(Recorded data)
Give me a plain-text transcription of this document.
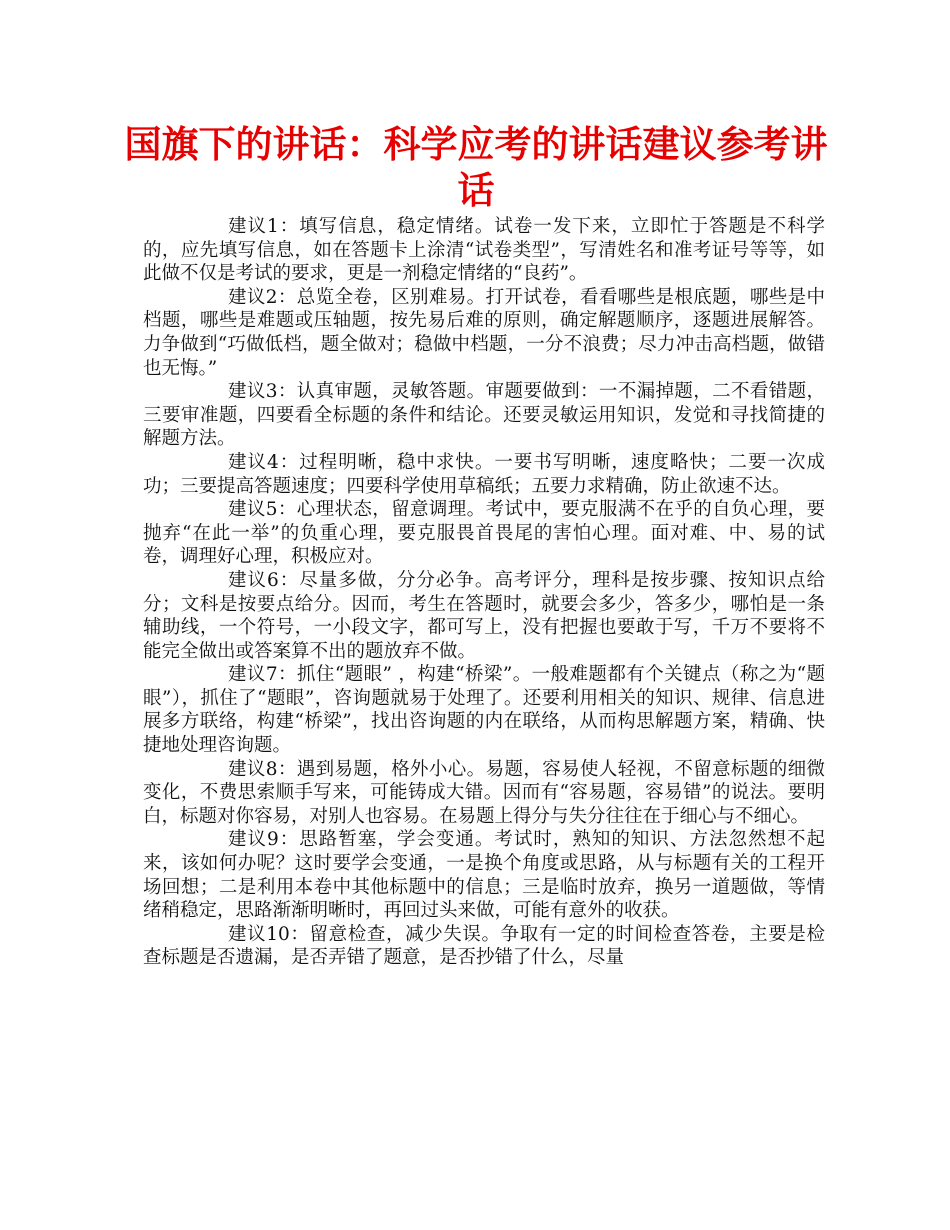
国旗下的讲话：科学应考的讲话建议参考讲话

建议1：填写信息，稳定情绪。试卷一发下来，立即忙于答题是不科学的，应先填写信息，如在答题卡上涂清“试卷类型”，写清姓名和准考证号等等，如此做不仅是考试的要求，更是一剂稳定情绪的“良药”。

建议2：总览全卷，区别难易。打开试卷，看看哪些是根底题，哪些是中档题，哪些是难题或压轴题，按先易后难的原则，确定解题顺序，逐题进展解答。力争做到“巧做低档，题全做对；稳做中档题，一分不浪费；尽力冲击高档题，做错也无悔。”

建议3：认真审题，灵敏答题。审题要做到：一不漏掉题，二不看错题，三要审准题，四要看全标题的条件和结论。还要灵敏运用知识，发觉和寻找简捷的解题方法。

建议4：过程明晰，稳中求快。一要书写明晰，速度略快；二要一次成功；三要提高答题速度；四要科学使用草稿纸；五要力求精确，防止欲速不达。

建议5：心理状态，留意调理。考试中，要克服满不在乎的自负心理，要抛弃“在此一举”的负重心理，要克服畏首畏尾的害怕心理。面对难、中、易的试卷，调理好心理，积极应对。

建议6：尽量多做，分分必争。高考评分，理科是按步骤、按知识点给分；文科是按要点给分。因而，考生在答题时，就要会多少，答多少，哪怕是一条辅助线，一个符号，一小段文字，都可写上，没有把握也要敢于写，千万不要将不能完全做出或答案算不出的题放弃不做。

建议7：抓住“题眼” ，构建“桥梁”。一般难题都有个关键点（称之为“题眼”），抓住了“题眼”，咨询题就易于处理了。还要利用相关的知识、规律、信息进展多方联络，构建“桥梁”，找出咨询题的内在联络，从而构思解题方案，精确、快捷地处理咨询题。

建议8：遇到易题，格外小心。易题，容易使人轻视，不留意标题的细微变化，不费思索顺手写来，可能铸成大错。因而有“容易题，容易错”的说法。要明白，标题对你容易，对别人也容易。在易题上得分与失分往往在于细心与不细心。

建议9：思路暂塞，学会变通。考试时，熟知的知识、方法忽然想不起来，该如何办呢？这时要学会变通，一是换个角度或思路，从与标题有关的工程开场回想；二是利用本卷中其他标题中的信息；三是临时放弃，换另一道题做，等情绪稍稳定，思路渐渐明晰时，再回过头来做，可能有意外的收获。

建议10：留意检查，减少失误。争取有一定的时间检查答卷，主要是检查标题是否遗漏，是否弄错了题意，是否抄错了什么，尽量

> [What is expected]
Restate each entry word for word, please, but drop any images it holds.

> [Solution]
Give me a plain-text transcription of this document.
国旗下的讲话：科学应考的讲话建议参考讲话

建议1：填写信息，稳定情绪。试卷一发下来，立即忙于答题是不科学的，应先填写信息，如在答题卡上涂清“试卷类型”，写清姓名和准考证号等等，如此做不仅是考试的要求，更是一剂稳定情绪的“良药”。

建议2：总览全卷，区别难易。打开试卷，看看哪些是根底题，哪些是中档题，哪些是难题或压轴题，按先易后难的原则，确定解题顺序，逐题进展解答。力争做到“巧做低档，题全做对；稳做中档题，一分不浪费；尽力冲击高档题，做错也无悔。”

建议3：认真审题，灵敏答题。审题要做到：一不漏掉题，二不看错题，三要审准题，四要看全标题的条件和结论。还要灵敏运用知识，发觉和寻找简捷的解题方法。

建议4：过程明晰，稳中求快。一要书写明晰，速度略快；二要一次成功；三要提高答题速度；四要科学使用草稿纸；五要力求精确，防止欲速不达。

建议5：心理状态，留意调理。考试中，要克服满不在乎的自负心理，要抛弃“在此一举”的负重心理，要克服畏首畏尾的害怕心理。面对难、中、易的试卷，调理好心理，积极应对。

建议6：尽量多做，分分必争。高考评分，理科是按步骤、按知识点给分；文科是按要点给分。因而，考生在答题时，就要会多少，答多少，哪怕是一条辅助线，一个符号，一小段文字，都可写上，没有把握也要敢于写，千万不要将不能完全做出或答案算不出的题放弃不做。

建议7：抓住“题眼” ，构建“桥梁”。一般难题都有个关键点（称之为“题眼”），抓住了“题眼”，咨询题就易于处理了。还要利用相关的知识、规律、信息进展多方联络，构建“桥梁”，找出咨询题的内在联络，从而构思解题方案，精确、快捷地处理咨询题。

建议8：遇到易题，格外小心。易题，容易使人轻视，不留意标题的细微变化，不费思索顺手写来，可能铸成大错。因而有“容易题，容易错”的说法。要明白，标题对你容易，对别人也容易。在易题上得分与失分往往在于细心与不细心。

建议9：思路暂塞，学会变通。考试时，熟知的知识、方法忽然想不起来，该如何办呢？这时要学会变通，一是换个角度或思路，从与标题有关的工程开场回想；二是利用本卷中其他标题中的信息；三是临时放弃，换另一道题做，等情绪稍稳定，思路渐渐明晰时，再回过头来做，可能有意外的收获。

建议10：留意检查，减少失误。争取有一定的时间检查答卷，主要是检查标题是否遗漏，是否弄错了题意，是否抄错了什么，尽量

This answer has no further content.